[START OF Material provided]

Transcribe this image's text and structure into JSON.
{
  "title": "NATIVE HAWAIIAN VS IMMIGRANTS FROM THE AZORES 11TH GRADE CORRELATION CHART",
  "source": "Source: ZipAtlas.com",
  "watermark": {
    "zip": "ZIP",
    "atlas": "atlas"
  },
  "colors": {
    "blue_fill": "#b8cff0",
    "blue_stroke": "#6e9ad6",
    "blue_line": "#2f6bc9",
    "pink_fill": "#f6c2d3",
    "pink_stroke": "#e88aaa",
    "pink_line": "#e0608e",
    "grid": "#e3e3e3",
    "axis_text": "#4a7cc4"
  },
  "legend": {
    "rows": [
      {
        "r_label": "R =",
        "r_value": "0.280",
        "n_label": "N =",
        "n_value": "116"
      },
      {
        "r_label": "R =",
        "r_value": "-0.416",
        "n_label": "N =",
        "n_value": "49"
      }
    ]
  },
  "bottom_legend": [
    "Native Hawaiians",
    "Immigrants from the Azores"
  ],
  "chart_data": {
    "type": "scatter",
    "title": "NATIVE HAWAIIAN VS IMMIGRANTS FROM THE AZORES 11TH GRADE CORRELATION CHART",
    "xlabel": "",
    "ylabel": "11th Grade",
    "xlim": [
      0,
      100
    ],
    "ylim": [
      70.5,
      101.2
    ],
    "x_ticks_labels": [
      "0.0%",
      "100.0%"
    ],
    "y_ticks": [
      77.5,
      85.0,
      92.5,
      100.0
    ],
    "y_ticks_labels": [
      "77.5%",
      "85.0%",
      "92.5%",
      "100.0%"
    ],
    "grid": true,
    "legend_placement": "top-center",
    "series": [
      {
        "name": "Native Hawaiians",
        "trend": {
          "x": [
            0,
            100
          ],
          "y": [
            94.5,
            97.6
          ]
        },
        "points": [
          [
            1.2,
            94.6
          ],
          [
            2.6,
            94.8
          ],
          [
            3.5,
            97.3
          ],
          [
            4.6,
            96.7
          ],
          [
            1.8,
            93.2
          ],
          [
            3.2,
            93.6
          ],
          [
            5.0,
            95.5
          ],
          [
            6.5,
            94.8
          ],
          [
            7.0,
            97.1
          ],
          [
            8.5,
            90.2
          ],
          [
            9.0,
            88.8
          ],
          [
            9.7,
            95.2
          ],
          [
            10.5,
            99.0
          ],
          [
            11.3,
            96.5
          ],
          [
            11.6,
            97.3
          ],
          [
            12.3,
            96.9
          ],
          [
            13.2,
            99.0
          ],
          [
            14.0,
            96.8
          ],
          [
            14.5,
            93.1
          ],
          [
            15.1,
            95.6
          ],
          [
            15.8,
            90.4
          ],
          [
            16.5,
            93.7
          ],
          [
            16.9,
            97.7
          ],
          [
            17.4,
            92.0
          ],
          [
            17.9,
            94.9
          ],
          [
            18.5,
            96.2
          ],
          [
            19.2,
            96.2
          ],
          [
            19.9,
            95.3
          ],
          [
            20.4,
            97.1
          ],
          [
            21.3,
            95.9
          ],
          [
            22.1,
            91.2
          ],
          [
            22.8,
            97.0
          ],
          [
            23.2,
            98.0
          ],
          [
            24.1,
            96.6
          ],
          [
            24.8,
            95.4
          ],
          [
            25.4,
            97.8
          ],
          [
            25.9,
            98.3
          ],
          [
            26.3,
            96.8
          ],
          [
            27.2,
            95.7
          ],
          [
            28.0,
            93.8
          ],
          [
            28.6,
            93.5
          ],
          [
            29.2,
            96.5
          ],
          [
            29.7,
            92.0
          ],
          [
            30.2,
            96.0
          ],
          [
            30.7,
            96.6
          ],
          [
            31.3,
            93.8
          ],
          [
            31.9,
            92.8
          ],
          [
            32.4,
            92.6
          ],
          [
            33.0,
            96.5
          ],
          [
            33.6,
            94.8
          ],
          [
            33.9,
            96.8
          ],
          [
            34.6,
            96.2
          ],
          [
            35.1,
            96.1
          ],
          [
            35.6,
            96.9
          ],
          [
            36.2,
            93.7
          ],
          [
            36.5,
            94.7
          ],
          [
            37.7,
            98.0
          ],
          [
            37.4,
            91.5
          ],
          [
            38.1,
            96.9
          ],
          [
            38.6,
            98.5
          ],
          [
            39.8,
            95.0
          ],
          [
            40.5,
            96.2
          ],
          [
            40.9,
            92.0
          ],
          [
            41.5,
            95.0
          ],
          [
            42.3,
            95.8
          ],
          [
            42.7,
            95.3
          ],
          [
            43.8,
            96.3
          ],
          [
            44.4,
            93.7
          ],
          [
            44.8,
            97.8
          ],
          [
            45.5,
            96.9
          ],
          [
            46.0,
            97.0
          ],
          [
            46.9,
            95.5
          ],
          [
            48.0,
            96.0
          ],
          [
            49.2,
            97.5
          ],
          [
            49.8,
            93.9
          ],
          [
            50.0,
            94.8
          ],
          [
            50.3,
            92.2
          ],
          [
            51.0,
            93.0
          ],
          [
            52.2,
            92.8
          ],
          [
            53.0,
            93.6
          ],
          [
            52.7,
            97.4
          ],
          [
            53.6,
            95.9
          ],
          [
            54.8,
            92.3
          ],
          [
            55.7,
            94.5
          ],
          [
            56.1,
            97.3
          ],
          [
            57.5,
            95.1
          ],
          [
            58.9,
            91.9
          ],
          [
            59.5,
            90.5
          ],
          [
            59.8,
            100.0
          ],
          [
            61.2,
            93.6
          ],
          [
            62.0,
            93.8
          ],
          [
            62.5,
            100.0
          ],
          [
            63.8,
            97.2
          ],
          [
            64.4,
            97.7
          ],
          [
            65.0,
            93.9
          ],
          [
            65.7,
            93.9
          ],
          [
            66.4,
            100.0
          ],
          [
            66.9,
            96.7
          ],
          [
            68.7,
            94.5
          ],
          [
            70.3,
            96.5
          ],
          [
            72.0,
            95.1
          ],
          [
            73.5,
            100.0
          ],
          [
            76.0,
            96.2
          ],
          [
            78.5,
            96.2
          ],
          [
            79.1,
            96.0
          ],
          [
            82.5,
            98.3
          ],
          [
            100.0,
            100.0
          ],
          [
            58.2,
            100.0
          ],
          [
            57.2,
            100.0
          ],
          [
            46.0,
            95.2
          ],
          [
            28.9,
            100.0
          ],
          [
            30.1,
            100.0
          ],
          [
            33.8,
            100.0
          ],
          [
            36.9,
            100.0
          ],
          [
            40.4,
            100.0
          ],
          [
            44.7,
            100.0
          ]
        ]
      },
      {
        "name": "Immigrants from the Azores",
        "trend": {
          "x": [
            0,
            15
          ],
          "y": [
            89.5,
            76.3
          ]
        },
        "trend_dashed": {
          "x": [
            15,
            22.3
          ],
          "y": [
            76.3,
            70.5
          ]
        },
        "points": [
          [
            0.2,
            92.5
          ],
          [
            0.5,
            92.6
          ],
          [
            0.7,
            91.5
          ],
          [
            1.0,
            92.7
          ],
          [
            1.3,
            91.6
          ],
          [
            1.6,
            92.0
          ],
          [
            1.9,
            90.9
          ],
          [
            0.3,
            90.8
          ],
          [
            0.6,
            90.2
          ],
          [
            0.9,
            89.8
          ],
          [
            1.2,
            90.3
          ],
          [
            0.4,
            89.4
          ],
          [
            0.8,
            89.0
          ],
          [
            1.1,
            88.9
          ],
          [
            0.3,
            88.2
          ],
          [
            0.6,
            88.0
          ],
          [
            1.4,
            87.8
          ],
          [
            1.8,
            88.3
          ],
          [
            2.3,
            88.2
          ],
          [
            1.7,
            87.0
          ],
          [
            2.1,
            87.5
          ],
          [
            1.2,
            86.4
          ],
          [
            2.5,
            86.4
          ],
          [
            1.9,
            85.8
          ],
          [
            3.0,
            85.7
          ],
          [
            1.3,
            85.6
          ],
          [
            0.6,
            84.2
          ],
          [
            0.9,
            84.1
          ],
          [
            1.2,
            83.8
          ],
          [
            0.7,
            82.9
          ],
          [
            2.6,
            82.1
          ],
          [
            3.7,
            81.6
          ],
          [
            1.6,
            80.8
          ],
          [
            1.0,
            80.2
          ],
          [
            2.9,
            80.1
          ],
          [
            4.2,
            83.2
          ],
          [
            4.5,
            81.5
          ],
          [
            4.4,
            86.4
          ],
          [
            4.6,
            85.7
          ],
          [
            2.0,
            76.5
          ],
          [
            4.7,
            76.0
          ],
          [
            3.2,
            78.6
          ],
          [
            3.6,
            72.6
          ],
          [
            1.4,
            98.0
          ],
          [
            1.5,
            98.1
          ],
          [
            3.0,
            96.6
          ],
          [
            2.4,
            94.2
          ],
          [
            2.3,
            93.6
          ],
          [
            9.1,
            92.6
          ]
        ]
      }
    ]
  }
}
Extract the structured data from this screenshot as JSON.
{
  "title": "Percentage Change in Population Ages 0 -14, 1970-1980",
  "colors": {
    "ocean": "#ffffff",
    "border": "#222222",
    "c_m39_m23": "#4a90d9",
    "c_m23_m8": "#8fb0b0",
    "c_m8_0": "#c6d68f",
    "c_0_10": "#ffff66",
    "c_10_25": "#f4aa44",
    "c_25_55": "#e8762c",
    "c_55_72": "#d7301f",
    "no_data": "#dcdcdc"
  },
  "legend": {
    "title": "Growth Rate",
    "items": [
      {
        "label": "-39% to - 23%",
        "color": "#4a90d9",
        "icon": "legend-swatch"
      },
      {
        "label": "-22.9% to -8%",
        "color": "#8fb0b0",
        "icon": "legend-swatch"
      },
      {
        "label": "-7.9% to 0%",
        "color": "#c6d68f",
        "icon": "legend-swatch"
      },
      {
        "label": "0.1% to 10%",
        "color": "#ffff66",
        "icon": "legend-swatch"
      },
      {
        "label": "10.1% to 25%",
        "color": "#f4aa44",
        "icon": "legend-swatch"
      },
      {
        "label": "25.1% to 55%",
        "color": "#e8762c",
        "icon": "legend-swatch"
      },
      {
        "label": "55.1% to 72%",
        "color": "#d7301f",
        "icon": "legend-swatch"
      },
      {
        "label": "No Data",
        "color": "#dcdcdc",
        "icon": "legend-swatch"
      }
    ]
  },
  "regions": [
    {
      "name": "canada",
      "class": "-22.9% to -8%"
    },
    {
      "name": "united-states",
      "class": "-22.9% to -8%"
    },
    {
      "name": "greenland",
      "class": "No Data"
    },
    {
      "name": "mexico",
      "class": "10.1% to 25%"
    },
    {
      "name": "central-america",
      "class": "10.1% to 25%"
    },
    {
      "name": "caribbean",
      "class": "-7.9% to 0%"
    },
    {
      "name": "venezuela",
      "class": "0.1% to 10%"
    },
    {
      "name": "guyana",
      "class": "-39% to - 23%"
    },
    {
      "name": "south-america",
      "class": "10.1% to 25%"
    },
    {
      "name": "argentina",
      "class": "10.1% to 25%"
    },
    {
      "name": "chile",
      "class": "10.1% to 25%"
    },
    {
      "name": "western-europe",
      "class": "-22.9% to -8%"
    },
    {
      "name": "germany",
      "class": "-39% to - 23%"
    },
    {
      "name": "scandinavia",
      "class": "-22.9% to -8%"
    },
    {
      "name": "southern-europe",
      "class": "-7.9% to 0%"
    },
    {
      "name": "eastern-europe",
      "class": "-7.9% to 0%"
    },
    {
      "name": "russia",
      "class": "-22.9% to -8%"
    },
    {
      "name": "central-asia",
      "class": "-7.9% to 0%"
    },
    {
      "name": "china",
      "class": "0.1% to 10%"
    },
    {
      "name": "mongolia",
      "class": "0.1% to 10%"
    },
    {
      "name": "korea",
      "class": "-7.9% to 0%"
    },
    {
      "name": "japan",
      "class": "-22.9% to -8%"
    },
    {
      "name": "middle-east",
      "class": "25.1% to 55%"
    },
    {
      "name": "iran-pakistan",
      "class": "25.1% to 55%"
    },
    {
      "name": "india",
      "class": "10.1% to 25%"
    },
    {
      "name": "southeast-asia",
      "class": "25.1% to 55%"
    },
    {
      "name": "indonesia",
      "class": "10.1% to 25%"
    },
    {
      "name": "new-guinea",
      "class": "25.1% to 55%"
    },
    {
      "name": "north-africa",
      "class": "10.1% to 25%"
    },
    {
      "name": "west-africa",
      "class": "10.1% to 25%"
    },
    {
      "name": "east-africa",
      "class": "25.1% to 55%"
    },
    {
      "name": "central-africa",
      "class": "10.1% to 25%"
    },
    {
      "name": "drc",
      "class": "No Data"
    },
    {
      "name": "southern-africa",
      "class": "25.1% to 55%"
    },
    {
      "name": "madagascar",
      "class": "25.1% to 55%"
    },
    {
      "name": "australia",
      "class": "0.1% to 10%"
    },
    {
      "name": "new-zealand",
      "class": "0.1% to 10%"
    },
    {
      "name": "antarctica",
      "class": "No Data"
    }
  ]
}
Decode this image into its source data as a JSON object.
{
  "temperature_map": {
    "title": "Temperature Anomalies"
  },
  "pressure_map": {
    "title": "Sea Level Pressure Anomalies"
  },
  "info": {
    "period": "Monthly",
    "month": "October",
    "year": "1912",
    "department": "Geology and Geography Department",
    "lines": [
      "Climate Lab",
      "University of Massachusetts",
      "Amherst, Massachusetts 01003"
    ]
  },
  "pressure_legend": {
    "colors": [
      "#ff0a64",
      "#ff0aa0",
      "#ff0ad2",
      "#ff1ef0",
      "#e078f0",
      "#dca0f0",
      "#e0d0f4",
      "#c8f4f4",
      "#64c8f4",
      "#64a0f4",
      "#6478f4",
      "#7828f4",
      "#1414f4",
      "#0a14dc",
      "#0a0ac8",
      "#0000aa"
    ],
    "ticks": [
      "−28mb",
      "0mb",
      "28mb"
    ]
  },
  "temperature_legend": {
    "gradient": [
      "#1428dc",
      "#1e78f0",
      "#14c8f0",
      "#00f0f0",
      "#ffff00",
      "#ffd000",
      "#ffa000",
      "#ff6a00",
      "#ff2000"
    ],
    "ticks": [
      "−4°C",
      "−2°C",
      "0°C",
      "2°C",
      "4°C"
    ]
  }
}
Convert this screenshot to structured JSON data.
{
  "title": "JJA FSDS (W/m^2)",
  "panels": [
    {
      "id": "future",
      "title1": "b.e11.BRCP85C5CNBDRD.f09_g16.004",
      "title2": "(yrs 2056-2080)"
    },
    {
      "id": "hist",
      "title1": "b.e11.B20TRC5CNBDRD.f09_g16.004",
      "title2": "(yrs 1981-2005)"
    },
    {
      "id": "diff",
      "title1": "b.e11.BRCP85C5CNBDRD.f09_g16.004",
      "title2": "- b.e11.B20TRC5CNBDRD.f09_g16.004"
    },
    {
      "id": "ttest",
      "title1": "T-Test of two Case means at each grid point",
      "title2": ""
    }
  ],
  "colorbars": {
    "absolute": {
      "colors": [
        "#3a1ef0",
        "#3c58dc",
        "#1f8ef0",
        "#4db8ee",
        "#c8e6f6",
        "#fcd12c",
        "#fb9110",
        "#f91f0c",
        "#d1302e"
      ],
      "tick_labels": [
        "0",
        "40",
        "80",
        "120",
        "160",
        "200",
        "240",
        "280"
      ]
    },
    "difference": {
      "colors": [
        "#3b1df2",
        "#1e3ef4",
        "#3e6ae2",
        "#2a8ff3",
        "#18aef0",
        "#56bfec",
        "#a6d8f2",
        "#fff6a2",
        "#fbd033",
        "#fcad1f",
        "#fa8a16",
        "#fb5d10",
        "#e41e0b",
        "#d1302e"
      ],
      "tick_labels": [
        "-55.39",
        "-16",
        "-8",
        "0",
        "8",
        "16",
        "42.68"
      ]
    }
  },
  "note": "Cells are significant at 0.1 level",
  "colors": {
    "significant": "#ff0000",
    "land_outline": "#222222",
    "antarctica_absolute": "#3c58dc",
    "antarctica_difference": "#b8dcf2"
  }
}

[END OF Material provided]

Your goal:
Check each line above for the string "image", then copy the ones that have it.

Solution for this task:
Transcribe this image's text and structure into JSON.
Decode this image into its source data as a JSON object.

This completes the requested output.